To be done: From the entries below, pull out each line where "name" appears.

Provided data:
::::

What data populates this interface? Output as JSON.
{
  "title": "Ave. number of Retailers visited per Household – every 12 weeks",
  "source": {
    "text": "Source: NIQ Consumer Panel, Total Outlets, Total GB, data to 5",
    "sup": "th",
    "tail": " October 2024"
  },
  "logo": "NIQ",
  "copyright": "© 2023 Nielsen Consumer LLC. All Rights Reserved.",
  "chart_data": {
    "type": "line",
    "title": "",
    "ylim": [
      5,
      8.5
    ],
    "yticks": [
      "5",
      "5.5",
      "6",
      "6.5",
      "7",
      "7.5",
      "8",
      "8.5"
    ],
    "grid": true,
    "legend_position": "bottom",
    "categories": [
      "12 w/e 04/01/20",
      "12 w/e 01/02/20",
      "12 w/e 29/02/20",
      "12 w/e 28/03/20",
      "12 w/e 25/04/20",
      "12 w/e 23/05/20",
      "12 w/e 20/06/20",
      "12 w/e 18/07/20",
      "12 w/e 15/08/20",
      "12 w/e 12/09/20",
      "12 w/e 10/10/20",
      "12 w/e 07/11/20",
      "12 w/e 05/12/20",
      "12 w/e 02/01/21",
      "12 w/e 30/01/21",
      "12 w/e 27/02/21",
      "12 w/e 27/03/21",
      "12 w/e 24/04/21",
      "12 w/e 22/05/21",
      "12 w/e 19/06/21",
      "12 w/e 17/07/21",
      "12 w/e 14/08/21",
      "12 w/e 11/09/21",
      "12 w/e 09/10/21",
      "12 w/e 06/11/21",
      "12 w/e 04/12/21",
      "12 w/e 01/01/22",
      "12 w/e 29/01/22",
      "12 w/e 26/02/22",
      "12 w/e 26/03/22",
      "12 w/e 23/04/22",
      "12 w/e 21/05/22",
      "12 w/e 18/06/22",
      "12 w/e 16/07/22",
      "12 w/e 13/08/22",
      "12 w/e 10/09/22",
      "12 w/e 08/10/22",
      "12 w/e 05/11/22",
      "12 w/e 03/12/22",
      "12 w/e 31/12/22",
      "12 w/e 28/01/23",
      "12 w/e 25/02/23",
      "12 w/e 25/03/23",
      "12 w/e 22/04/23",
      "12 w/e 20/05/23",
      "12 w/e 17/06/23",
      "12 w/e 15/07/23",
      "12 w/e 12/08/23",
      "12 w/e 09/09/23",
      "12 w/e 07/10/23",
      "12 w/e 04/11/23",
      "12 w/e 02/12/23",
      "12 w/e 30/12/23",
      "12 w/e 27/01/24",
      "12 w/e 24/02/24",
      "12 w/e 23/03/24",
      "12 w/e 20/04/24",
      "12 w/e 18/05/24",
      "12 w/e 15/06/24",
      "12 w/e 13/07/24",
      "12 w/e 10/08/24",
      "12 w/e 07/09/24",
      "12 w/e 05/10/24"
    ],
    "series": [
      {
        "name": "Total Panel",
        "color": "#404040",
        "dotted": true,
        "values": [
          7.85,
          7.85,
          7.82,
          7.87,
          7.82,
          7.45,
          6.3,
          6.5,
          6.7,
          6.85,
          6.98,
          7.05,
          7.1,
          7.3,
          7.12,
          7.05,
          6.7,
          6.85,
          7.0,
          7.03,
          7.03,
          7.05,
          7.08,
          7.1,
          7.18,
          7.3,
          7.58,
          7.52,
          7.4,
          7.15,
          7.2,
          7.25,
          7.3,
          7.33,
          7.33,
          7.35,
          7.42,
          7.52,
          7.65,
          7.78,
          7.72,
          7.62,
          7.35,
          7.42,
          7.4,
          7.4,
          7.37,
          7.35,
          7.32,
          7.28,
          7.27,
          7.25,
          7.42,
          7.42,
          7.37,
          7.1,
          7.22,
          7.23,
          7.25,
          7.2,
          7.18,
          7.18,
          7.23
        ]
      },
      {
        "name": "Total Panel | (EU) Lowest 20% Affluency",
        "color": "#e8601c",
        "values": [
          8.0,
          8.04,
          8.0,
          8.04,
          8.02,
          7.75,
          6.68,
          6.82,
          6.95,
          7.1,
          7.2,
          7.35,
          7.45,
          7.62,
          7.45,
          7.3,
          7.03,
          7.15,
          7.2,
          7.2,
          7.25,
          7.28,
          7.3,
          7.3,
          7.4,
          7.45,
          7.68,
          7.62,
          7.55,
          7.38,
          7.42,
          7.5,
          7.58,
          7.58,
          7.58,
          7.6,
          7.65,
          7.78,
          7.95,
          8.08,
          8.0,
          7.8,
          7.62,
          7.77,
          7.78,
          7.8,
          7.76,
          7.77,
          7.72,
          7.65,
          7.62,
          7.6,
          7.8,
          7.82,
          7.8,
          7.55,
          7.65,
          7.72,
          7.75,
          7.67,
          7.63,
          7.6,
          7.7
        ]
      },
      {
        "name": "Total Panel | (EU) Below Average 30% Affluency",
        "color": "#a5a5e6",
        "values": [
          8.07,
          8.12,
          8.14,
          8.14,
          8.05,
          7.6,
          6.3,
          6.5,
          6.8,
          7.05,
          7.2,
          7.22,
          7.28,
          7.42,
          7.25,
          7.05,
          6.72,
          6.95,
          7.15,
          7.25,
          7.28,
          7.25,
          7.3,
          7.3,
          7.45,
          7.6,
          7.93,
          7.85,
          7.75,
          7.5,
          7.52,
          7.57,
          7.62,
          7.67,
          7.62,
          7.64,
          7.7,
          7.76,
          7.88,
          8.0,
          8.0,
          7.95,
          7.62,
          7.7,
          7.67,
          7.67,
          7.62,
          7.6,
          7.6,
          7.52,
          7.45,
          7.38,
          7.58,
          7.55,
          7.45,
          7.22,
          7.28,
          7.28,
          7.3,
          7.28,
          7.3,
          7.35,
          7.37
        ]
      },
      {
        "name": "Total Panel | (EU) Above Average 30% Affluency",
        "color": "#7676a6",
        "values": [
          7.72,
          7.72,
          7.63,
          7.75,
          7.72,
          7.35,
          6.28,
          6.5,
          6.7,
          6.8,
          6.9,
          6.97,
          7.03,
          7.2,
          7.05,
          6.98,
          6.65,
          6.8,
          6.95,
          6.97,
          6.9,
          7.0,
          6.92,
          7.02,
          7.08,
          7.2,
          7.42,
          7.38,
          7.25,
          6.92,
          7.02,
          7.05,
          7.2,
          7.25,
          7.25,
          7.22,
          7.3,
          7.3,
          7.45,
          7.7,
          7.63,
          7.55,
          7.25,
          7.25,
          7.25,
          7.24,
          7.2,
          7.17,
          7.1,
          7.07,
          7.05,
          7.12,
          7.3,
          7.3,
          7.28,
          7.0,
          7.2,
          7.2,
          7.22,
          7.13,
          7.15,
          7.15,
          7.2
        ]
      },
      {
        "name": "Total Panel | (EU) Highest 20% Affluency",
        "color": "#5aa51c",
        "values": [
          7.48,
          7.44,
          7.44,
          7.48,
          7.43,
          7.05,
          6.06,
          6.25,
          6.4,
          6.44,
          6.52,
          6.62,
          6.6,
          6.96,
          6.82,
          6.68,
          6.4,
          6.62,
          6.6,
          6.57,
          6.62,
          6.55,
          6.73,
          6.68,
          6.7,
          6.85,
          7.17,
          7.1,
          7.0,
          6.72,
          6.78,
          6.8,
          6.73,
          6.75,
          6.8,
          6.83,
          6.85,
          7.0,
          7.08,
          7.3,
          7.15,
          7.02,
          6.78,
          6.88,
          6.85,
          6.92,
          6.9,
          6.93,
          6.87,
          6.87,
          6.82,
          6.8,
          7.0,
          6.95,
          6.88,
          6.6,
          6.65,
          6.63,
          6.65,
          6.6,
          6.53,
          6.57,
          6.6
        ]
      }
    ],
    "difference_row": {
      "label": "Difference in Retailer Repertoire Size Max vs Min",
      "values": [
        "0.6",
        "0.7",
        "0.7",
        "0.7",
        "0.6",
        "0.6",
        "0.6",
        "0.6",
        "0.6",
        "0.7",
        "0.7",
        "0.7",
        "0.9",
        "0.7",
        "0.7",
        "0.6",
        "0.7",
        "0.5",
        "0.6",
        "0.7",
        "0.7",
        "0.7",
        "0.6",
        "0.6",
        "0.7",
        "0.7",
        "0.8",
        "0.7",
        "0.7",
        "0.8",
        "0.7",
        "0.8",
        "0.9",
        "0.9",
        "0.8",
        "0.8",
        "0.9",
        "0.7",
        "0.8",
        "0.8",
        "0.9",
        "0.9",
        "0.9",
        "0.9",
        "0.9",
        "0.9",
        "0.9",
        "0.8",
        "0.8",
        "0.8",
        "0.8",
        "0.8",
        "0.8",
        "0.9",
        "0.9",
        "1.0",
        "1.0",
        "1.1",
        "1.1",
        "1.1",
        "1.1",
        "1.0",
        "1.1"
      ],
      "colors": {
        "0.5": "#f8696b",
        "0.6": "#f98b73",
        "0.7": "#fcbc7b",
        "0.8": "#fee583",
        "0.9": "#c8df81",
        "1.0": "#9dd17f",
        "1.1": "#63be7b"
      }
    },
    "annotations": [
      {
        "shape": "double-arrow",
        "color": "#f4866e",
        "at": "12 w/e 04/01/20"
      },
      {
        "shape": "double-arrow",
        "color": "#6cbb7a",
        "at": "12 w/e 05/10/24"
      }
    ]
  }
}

::::

Finished exercise:
        "name": "Total Panel",
        "name": "Total Panel | (EU) Lowest 20% Affluency",
        "name": "Total Panel | (EU) Below Average 30% Affluency",
        "name": "Total Panel | (EU) Above Average 30% Affluency",
        "name": "Total Panel | (EU) Highest 20% Affluency",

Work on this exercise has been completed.